→ RECORDS FOR THE EXERCISE:
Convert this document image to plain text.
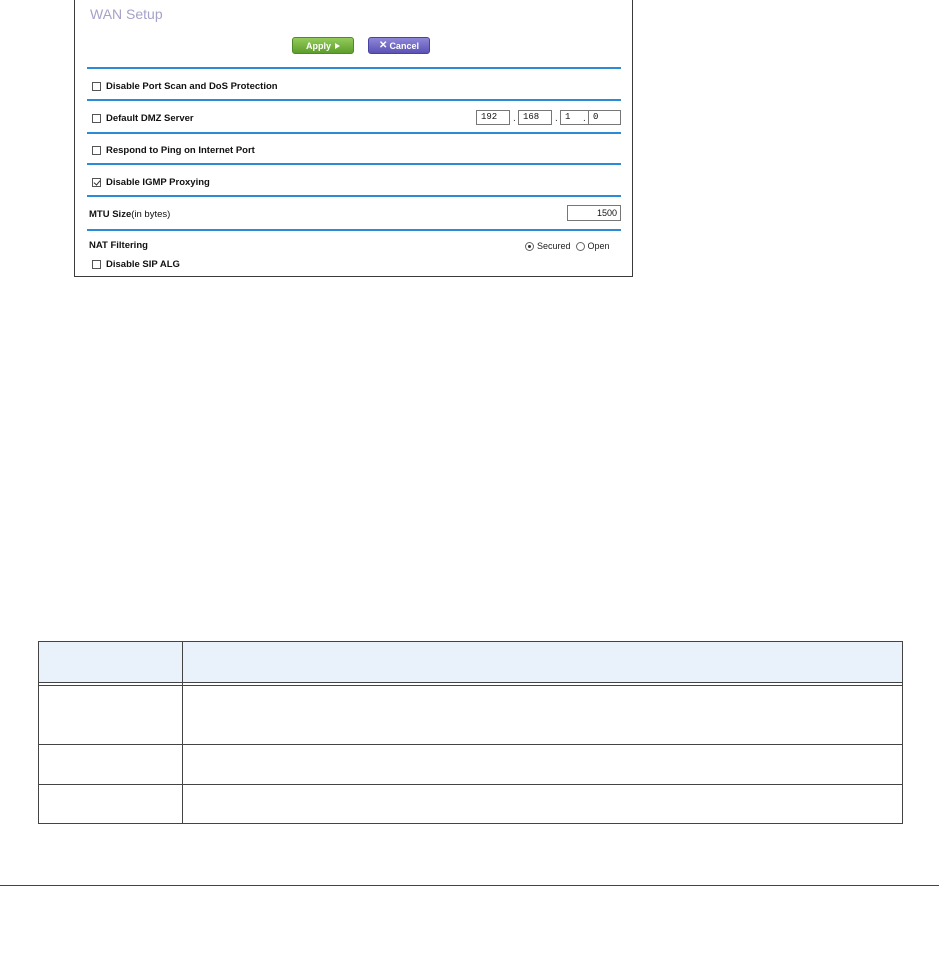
WAN Setup
Apply	✕ Cancel
Disable Port Scan and DoS Protection
Default DMZ Server	192	. 168	. 1	. 0
Respond to Ping on Internet Port
Disable IGMP Proxying
MTU Size (in bytes)	1500
NAT Filtering	Secured Open
Disable SIP ALG
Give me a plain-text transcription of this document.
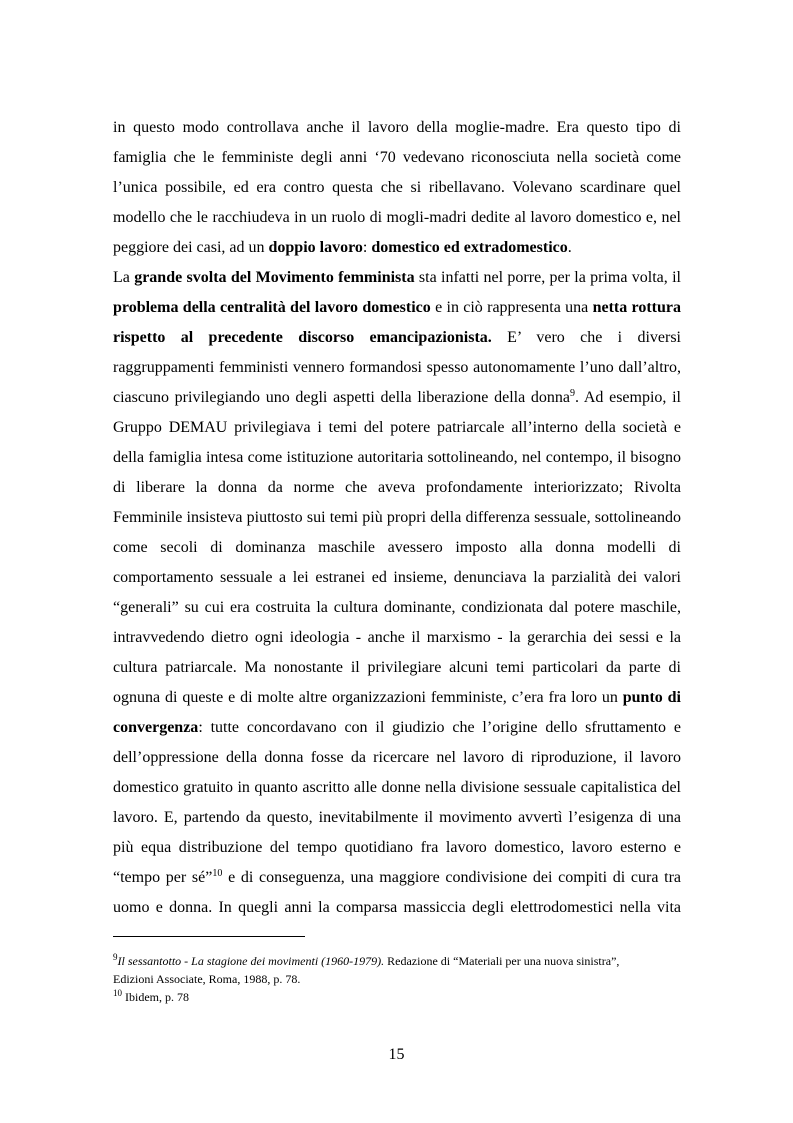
in questo modo controllava anche il lavoro della moglie-madre. Era questo tipo di
famiglia che le femministe degli anni ‘70 vedevano riconosciuta nella società come
l’unica possibile, ed era contro questa che si ribellavano. Volevano scardinare quel
modello che le racchiudeva in un ruolo di mogli-madri dedite al lavoro domestico e, nel
peggiore dei casi, ad un doppio lavoro: domestico ed extradomestico.
La grande svolta del Movimento femminista sta infatti nel porre, per la prima volta, il
problema della centralità del lavoro domestico e in ciò rappresenta una netta rottura
rispetto al precedente discorso emancipazionista. E’ vero che i diversi
raggruppamenti femministi vennero formandosi spesso autonomamente l’uno dall’altro,
ciascuno privilegiando uno degli aspetti della liberazione della donna$^9$. Ad esempio, il
Gruppo DEMAU privilegiava i temi del potere patriarcale all’interno della società e
della famiglia intesa come istituzione autoritaria sottolineando, nel contempo, il bisogno
di liberare la donna da norme che aveva profondamente interiorizzato; Rivolta
Femminile insisteva piuttosto sui temi più propri della differenza sessuale, sottolineando
come secoli di dominanza maschile avessero imposto alla donna modelli di
comportamento sessuale a lei estranei ed insieme, denunciava la parzialità dei valori
“generali” su cui era costruita la cultura dominante, condizionata dal potere maschile,
intravvedendo dietro ogni ideologia - anche il marxismo - la gerarchia dei sessi e la
cultura patriarcale. Ma nonostante il privilegiare alcuni temi particolari da parte di
ognuna di queste e di molte altre organizzazioni femministe, c’era fra loro un punto di
convergenza: tutte concordavano con il giudizio che l’origine dello sfruttamento e
dell’oppressione della donna fosse da ricercare nel lavoro di riproduzione, il lavoro
domestico gratuito in quanto ascritto alle donne nella divisione sessuale capitalistica del
lavoro. E, partendo da questo, inevitabilmente il movimento avvertì l’esigenza di una
più equa distribuzione del tempo quotidiano fra lavoro domestico, lavoro esterno e
“tempo per sé”$^{10}$ e di conseguenza, una maggiore condivisione dei compiti di cura tra
uomo e donna. In quegli anni la comparsa massiccia degli elettrodomestici nella vita
$^9$Il sessantotto - La stagione dei movimenti (1960-1979). Redazione di “Materiali per una nuova sinistra”,
Edizioni Associate, Roma, 1988, p. 78.
$^{10}$ Ibidem, p. 78
15
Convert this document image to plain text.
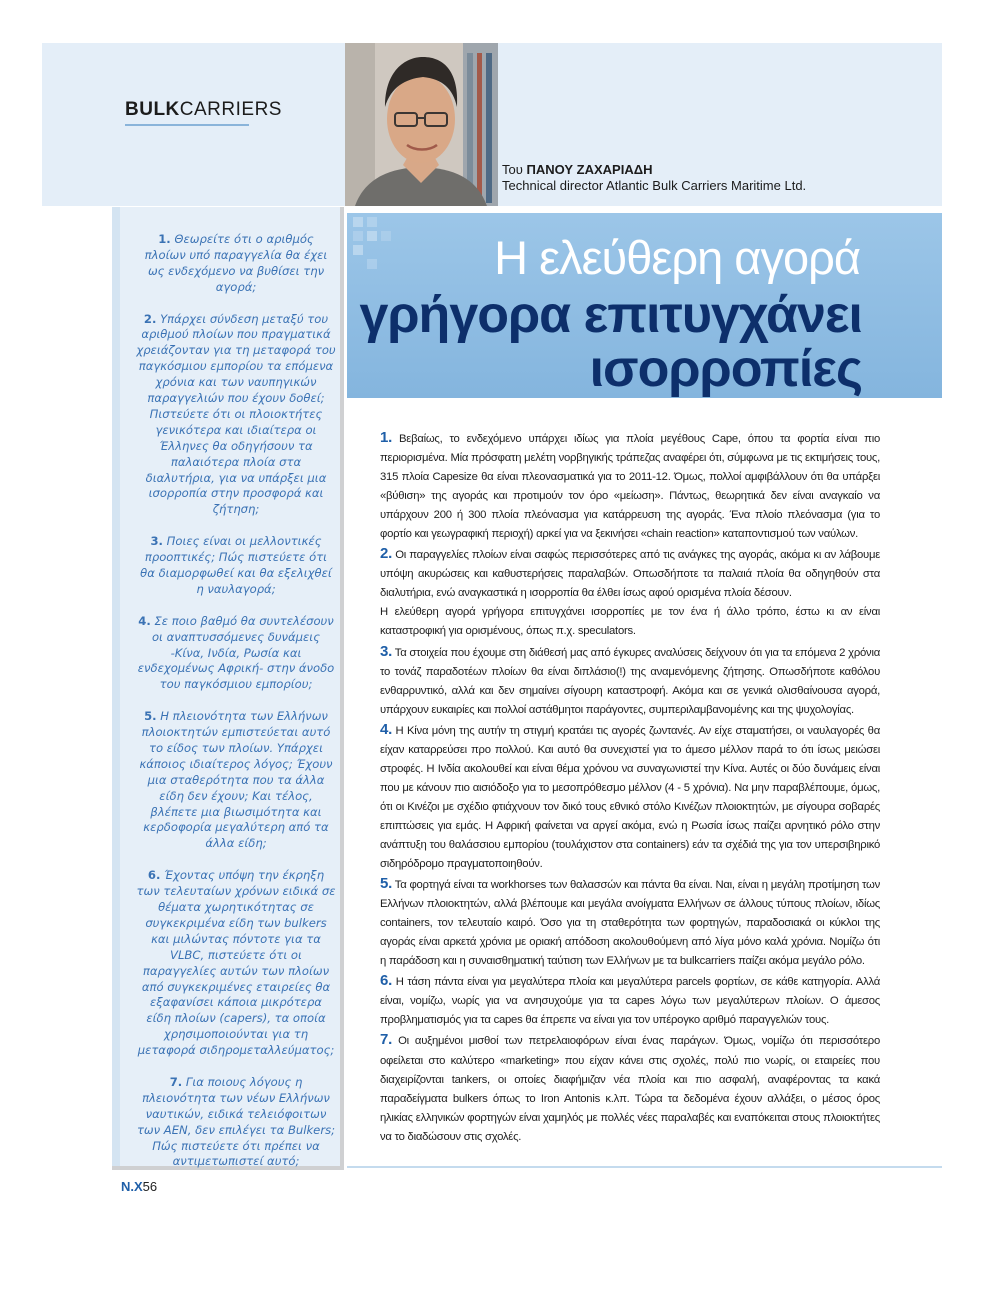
BULKCARRIERS
Του ΠΑΝΟΥ ΖΑΧΑΡΙΑΔΗ
Technical director Atlantic Bulk Carriers Maritime Ltd.
Η ελεύθερη αγορά
γρήγορα επιτυγχάνει
ισορροπίες

1. Θεωρείτε ότι ο αριθμός πλοίων υπό παραγγελία θα έχει ως ενδεχόμενο να βυθίσει την αγορά;

2. Υπάρχει σύνδεση μεταξύ του αριθμού πλοίων που πραγματικά χρειάζονταν για τη μεταφορά του παγκόσμιου εμπορίου τα επόμενα χρόνια και των ναυπηγικών παραγγελιών που έχουν δοθεί; Πιστεύετε ότι οι πλοιοκτήτες γενικότερα και ιδιαίτερα οι Έλληνες θα οδηγήσουν τα παλαιότερα πλοία στα διαλυτήρια, για να υπάρξει μια ισορροπία στην προσφορά και ζήτηση;

3. Ποιες είναι οι μελλοντικές προοπτικές; Πώς πιστεύετε ότι θα διαμορφωθεί και θα εξελιχθεί η ναυλαγορά;

4. Σε ποιο βαθμό θα συντελέσουν οι αναπτυσσόμενες δυνάμεις -Κίνα, Ινδία, Ρωσία και ενδεχομένως Αφρική- στην άνοδο του παγκόσμιου εμπορίου;

5. Η πλειονότητα των Ελλήνων πλοιοκτητών εμπιστεύεται αυτό το είδος των πλοίων. Υπάρχει κάποιος ιδιαίτερος λόγος; Έχουν μια σταθερότητα που τα άλλα είδη δεν έχουν; Και τέλος, βλέπετε μια βιωσιμότητα και κερδοφορία μεγαλύτερη από τα άλλα είδη;

6. Έχοντας υπόψη την έκρηξη των τελευταίων χρόνων ειδικά σε θέματα χωρητικότητας σε συγκεκριμένα είδη των bulkers και μιλώντας πόντοτε για τα VLBC, πιστεύετε ότι οι παραγγελίες αυτών των πλοίων από συγκεκριμένες εταιρείες θα εξαφανίσει κάποια μικρότερα είδη πλοίων (capers), τα οποία χρησιμοποιούνται για τη μεταφορά σιδηρομεταλλεύματος;

7. Για ποιους λόγους η πλειονότητα των νέων Ελλήνων ναυτικών, ειδικά τελειόφοιτων των ΑΕΝ, δεν επιλέγει τα Bulkers; Πώς πιστεύετε ότι πρέπει να αντιμετωπιστεί αυτό;

1. Βεβαίως, το ενδεχόμενο υπάρχει ιδίως για πλοία μεγέθους Cape, όπου τα φορτία είναι πιο περιορισμένα. Μία πρόσφατη μελέτη νορβηγικής τράπεζας αναφέρει ότι, σύμφωνα με τις εκτιμήσεις τους, 315 πλοία Capesize θα είναι πλεονασματικά για το 2011-12. Όμως, πολλοί αμφιβάλλουν ότι θα υπάρξει «βύθιση» της αγοράς και προτιμούν τον όρο «μείωση». Πάντως, θεωρητικά δεν είναι αναγκαίο να υπάρχουν 200 ή 300 πλοία πλεόνασμα για κατάρρευση της αγοράς. Ένα πλοίο πλεόνασμα (για το φορτίο και γεωγραφική περιοχή) αρκεί για να ξεκινήσει «chain reaction» καταποντισμού των ναύλων.

2. Οι παραγγελίες πλοίων είναι σαφώς περισσότερες από τις ανάγκες της αγοράς, ακόμα κι αν λάβουμε υπόψη ακυρώσεις και καθυστερήσεις παραλαβών. Οπωσδήποτε τα παλαιά πλοία θα οδηγηθούν στα διαλυτήρια, ενώ αναγκαστικά η ισορροπία θα έλθει ίσως αφού ορισμένα πλοία δέσουν.

Η ελεύθερη αγορά γρήγορα επιτυγχάνει ισορροπίες με τον ένα ή άλλο τρόπο, έστω κι αν είναι καταστροφική για ορισμένους, όπως π.χ. speculators.

3. Τα στοιχεία που έχουμε στη διάθεσή μας από έγκυρες αναλύσεις δείχνουν ότι για τα επόμενα 2 χρόνια το τονάζ παραδοτέων πλοίων θα είναι διπλάσιο(!) της αναμενόμενης ζήτησης. Οπωσδήποτε καθόλου ενθαρρυντικό, αλλά και δεν σημαίνει σίγουρη καταστροφή. Ακόμα και σε γενικά ολισθαίνουσα αγορά, υπάρχουν ευκαιρίες και πολλοί αστάθμητοι παράγοντες, συμπεριλαμβανομένης και της ψυχολογίας.

4. Η Κίνα μόνη της αυτήν τη στιγμή κρατάει τις αγορές ζωντανές. Αν είχε σταματήσει, οι ναυλαγορές θα είχαν καταρρεύσει προ πολλού. Και αυτό θα συνεχιστεί για το άμεσο μέλλον παρά το ότι ίσως μειώσει στροφές. Η Ινδία ακολουθεί και είναι θέμα χρόνου να συναγωνιστεί την Κίνα. Αυτές οι δύο δυνάμεις είναι που με κάνουν πιο αισιόδοξο για το μεσοπρόθεσμο μέλλον (4 - 5 χρόνια). Να μην παραβλέπουμε, όμως, ότι οι Κινέζοι με σχέδιο φτιάχνουν τον δικό τους εθνικό στόλο Κινέζων πλοιοκτητών, με σίγουρα σοβαρές επιπτώσεις για εμάς. Η Αφρική φαίνεται να αργεί ακόμα, ενώ η Ρωσία ίσως παίζει αρνητικό ρόλο στην ανάπτυξη του θαλάσσιου εμπορίου (τουλάχιστον στα containers) εάν τα σχέδιά της για τον υπερσιβηρικό σιδηρόδρομο πραγματοποιηθούν.

5. Τα φορτηγά είναι τα workhorses των θαλασσών και πάντα θα είναι. Ναι, είναι η μεγάλη προτίμηση των Ελλήνων πλοιοκτητών, αλλά βλέπουμε και μεγάλα ανοίγματα Ελλήνων σε άλλους τύπους πλοίων, ιδίως containers, τον τελευταίο καιρό. Όσο για τη σταθερότητα των φορτηγών, παραδοσιακά οι κύκλοι της αγοράς είναι αρκετά χρόνια με οριακή απόδοση ακολουθούμενη από λίγα μόνο καλά χρόνια. Νομίζω ότι η παράδοση και η συναισθηματική ταύτιση των Ελλήνων με τα bulkcarriers παίζει ακόμα μεγάλο ρόλο.

6. Η τάση πάντα είναι για μεγαλύτερα πλοία και μεγαλύτερα parcels φορτίων, σε κάθε κατηγορία. Αλλά είναι, νομίζω, νωρίς για να ανησυχούμε για τα capes λόγω των μεγαλύτερων πλοίων. Ο άμεσος προβληματισμός για τα capes θα έπρεπε να είναι για τον υπέρογκο αριθμό παραγγελιών τους.

7. Οι αυξημένοι μισθοί των πετρελαιοφόρων είναι ένας παράγων. Όμως, νομίζω ότι περισσότερο οφείλεται στο καλύτερο «marketing» που είχαν κάνει στις σχολές, πολύ πιο νωρίς, οι εταιρείες που διαχειρίζονται tankers, οι οποίες διαφήμιζαν νέα πλοία και πιο ασφαλή, αναφέροντας τα κακά παραδείγματα bulkers όπως το Iron Antonis κ.λπ. Τώρα τα δεδομένα έχουν αλλάξει, ο μέσος όρος ηλικίας ελληνικών φορτηγών είναι χαμηλός με πολλές νέες παραλαβές και εναπόκειται στους πλοιοκτήτες να το διαδώσουν στις σχολές.

N.X56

→ WHAT IS BEING ASKED:
Scan the data above; copy every line where "ελεύθερη" appears.

→ COMPLETE OUTPUT:
Η ελεύθερη αγορά
Η ελεύθερη αγορά γρήγορα επιτυγχάνει ισορροπίες με τον ένα ή άλλο τρόπο, έστω κι αν είναι καταστροφική για ορισμένους, όπως π.χ. speculators.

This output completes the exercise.